TASK REQUIREMENTS: Extract each line containing the string "DivX".

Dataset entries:
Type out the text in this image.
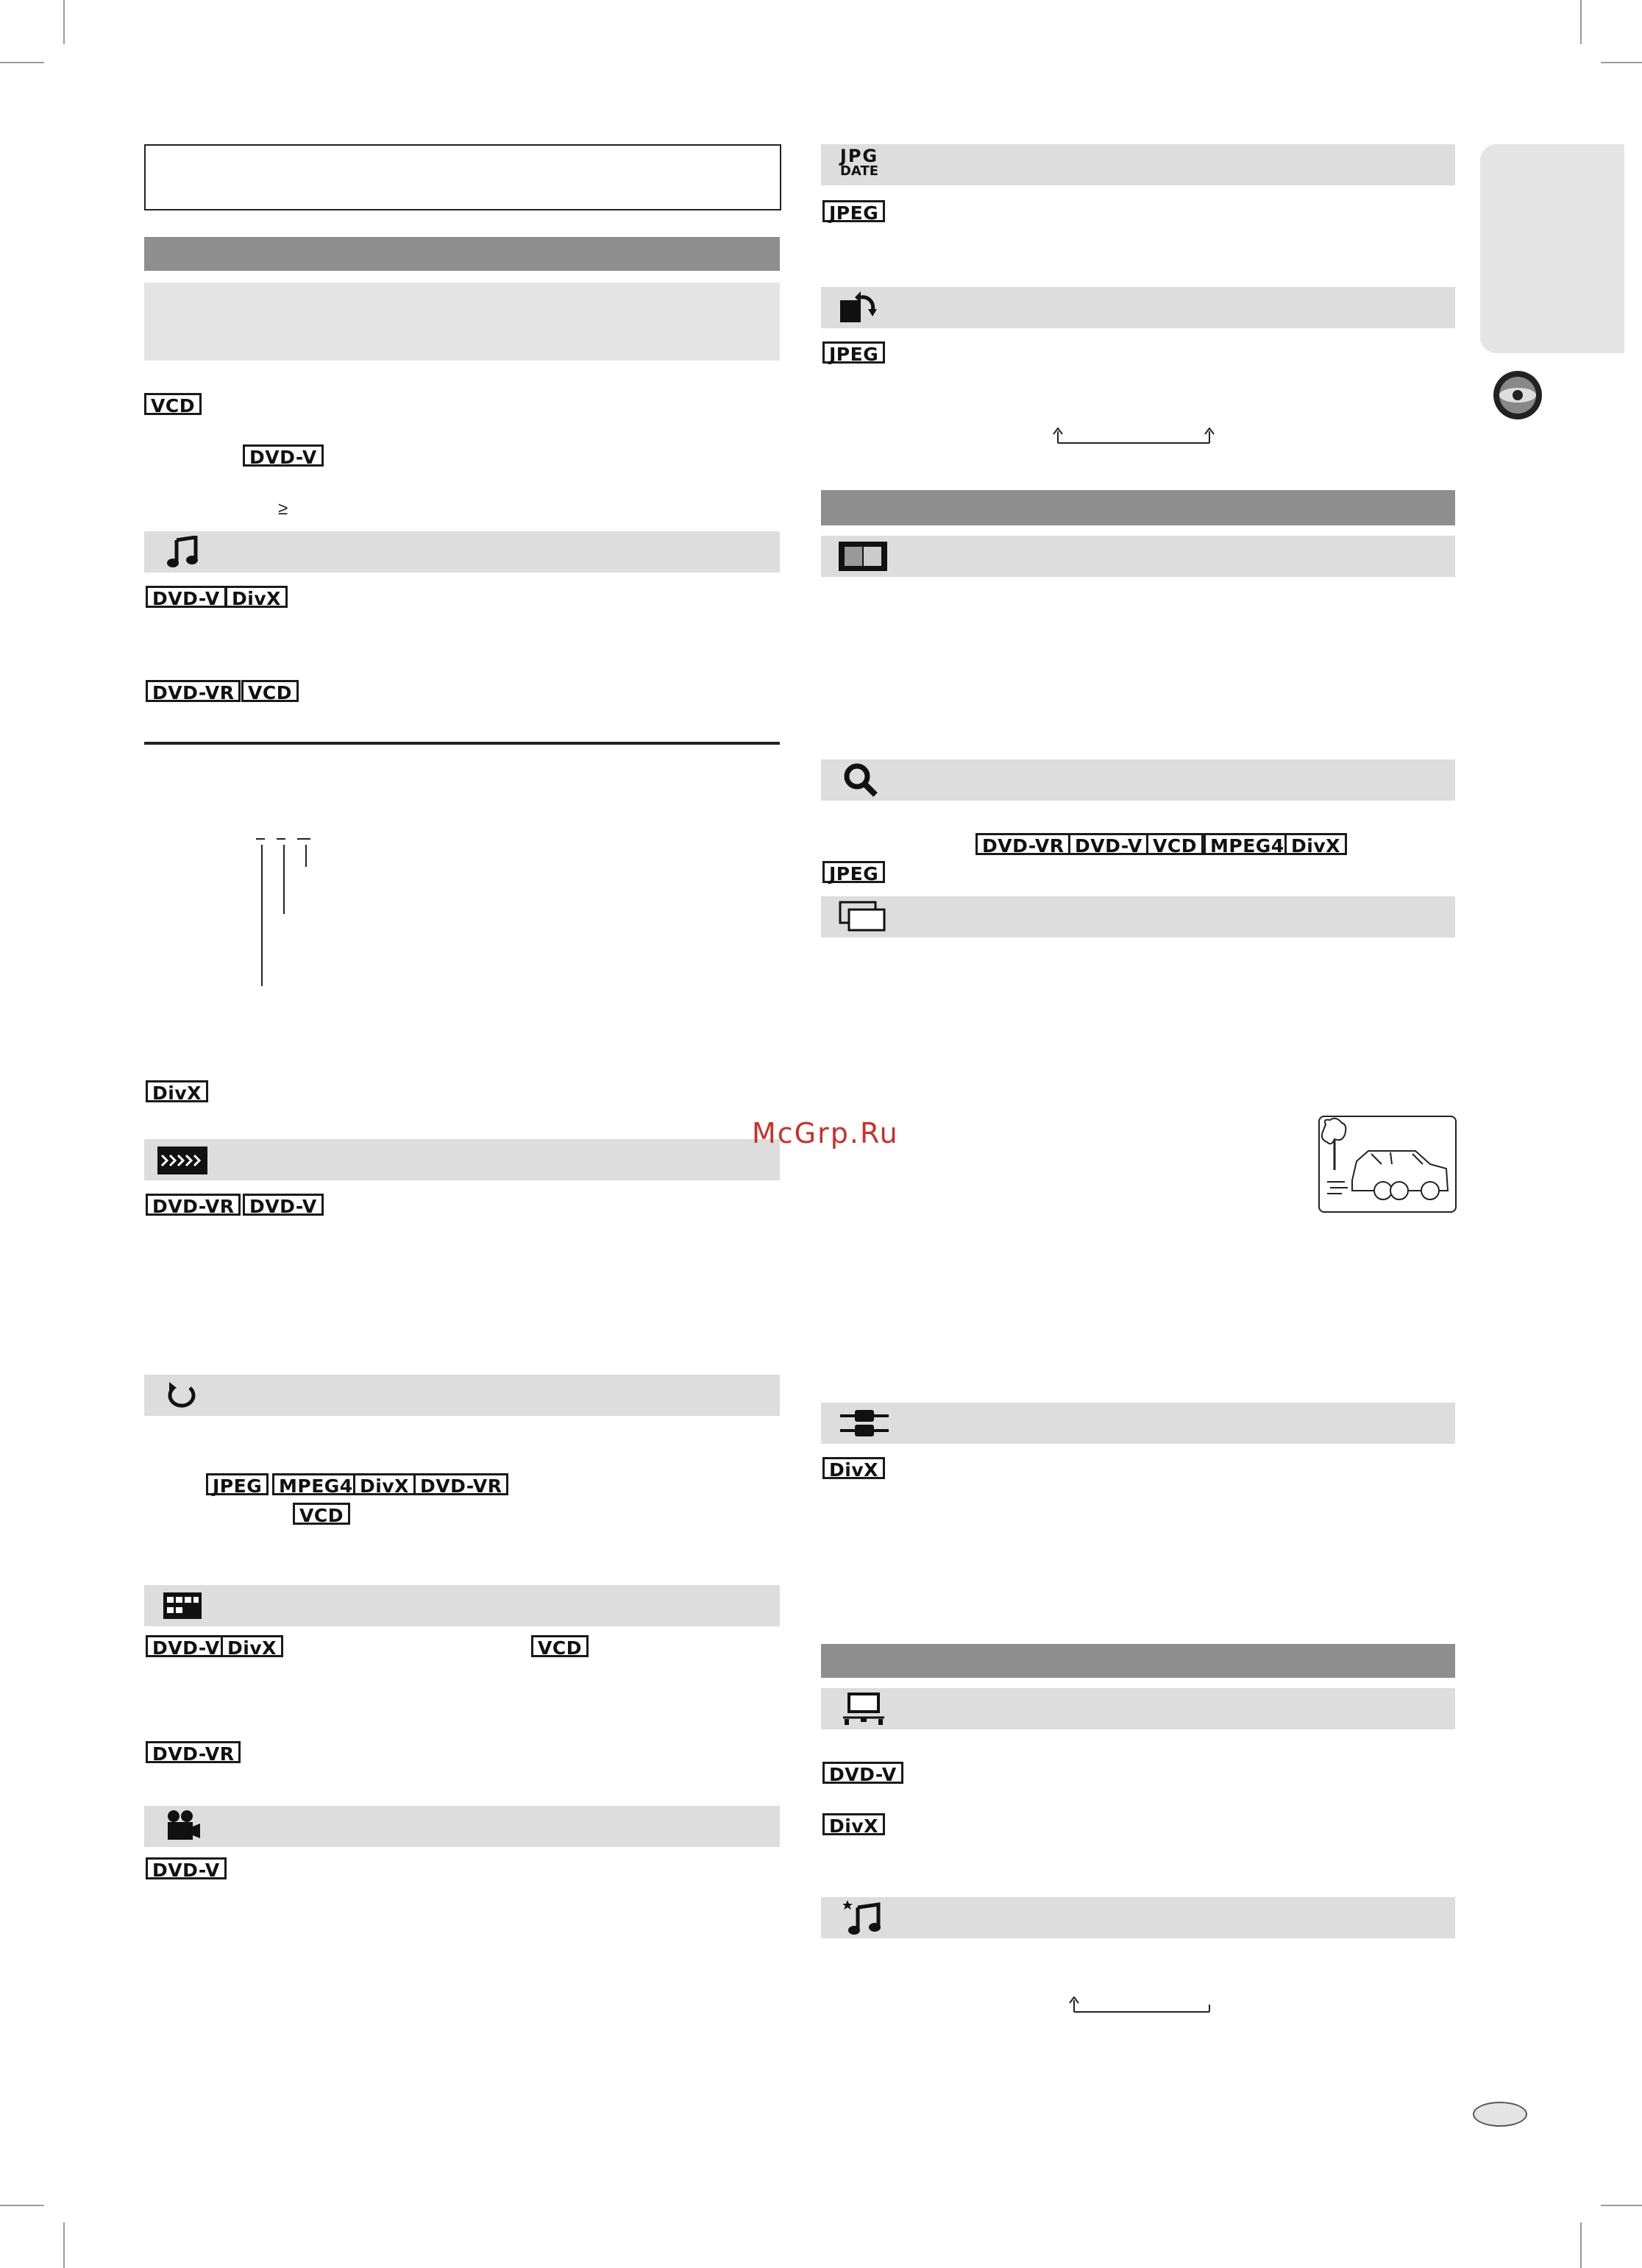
VCD
DVD-V
≥
DVD-V DivX
DVD-VR VCD
DivX
DVD-VR DVD-V
JPEG MPEG4 DivX DVD-VR
VCD
DVD-V DivX	VCD
DVD-VR
DVD-V
JPG
DATE
JPEG
JPEG
DVD-VR DVD-V VCD MPEG4 DivX
JPEG
McGrp.Ru
DivX
DVD-V
DivX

RESULT FOR THIS TASK:
DVD-V DivX
DivX
JPEG MPEG4 DivX DVD-VR
DVD-V DivX	VCD
DVD-VR DVD-V VCD MPEG4 DivX
DivX
DivX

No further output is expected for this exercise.